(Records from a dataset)
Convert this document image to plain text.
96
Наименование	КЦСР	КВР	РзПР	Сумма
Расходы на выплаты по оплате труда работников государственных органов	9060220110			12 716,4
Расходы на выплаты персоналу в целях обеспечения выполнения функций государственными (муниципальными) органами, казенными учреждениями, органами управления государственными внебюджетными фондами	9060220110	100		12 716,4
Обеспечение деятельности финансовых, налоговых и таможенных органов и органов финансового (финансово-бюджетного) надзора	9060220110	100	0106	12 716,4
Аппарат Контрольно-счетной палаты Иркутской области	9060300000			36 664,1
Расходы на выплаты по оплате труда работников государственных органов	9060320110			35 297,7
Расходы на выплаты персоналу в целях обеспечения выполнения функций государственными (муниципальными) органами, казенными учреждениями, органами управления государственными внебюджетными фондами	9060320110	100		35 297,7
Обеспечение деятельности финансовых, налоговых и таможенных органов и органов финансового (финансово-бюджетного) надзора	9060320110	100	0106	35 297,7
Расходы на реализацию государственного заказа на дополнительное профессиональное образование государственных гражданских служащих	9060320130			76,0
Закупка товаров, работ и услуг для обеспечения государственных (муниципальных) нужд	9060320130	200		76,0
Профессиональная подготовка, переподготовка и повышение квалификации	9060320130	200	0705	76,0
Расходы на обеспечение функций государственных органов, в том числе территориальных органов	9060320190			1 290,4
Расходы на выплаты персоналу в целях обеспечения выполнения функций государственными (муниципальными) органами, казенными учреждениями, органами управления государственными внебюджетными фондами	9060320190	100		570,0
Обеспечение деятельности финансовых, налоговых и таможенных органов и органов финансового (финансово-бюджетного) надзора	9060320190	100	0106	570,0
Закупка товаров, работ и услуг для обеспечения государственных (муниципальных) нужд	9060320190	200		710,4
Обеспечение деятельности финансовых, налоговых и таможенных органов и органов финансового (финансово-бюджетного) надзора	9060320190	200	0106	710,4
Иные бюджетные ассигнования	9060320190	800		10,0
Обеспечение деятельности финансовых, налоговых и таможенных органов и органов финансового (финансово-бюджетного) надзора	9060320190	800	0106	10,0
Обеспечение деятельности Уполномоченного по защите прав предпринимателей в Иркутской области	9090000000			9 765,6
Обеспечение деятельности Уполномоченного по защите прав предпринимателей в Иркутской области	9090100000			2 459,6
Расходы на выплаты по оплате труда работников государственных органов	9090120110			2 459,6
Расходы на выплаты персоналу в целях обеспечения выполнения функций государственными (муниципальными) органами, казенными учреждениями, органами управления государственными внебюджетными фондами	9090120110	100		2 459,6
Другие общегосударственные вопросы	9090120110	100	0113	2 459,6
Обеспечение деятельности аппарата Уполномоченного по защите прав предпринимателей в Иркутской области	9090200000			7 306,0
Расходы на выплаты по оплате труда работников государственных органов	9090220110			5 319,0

● **Required work**:
Pick out and copy the lines of the entries that hold the string "бюджетного".

● **Solution**:
Обеспечение деятельности финансовых, налоговых и таможенных органов и органов финансового (финансово-бюджетного) надзора	9060220110	100	0106	12 716,4
Обеспечение деятельности финансовых, налоговых и таможенных органов и органов финансового (финансово-бюджетного) надзора	9060320110	100	0106	35 297,7
Обеспечение деятельности финансовых, налоговых и таможенных органов и органов финансового (финансово-бюджетного) надзора	9060320190	100	0106	570,0
Обеспечение деятельности финансовых, налоговых и таможенных органов и органов финансового (финансово-бюджетного) надзора	9060320190	200	0106	710,4
Обеспечение деятельности финансовых, налоговых и таможенных органов и органов финансового (финансово-бюджетного) надзора	9060320190	800	0106	10,0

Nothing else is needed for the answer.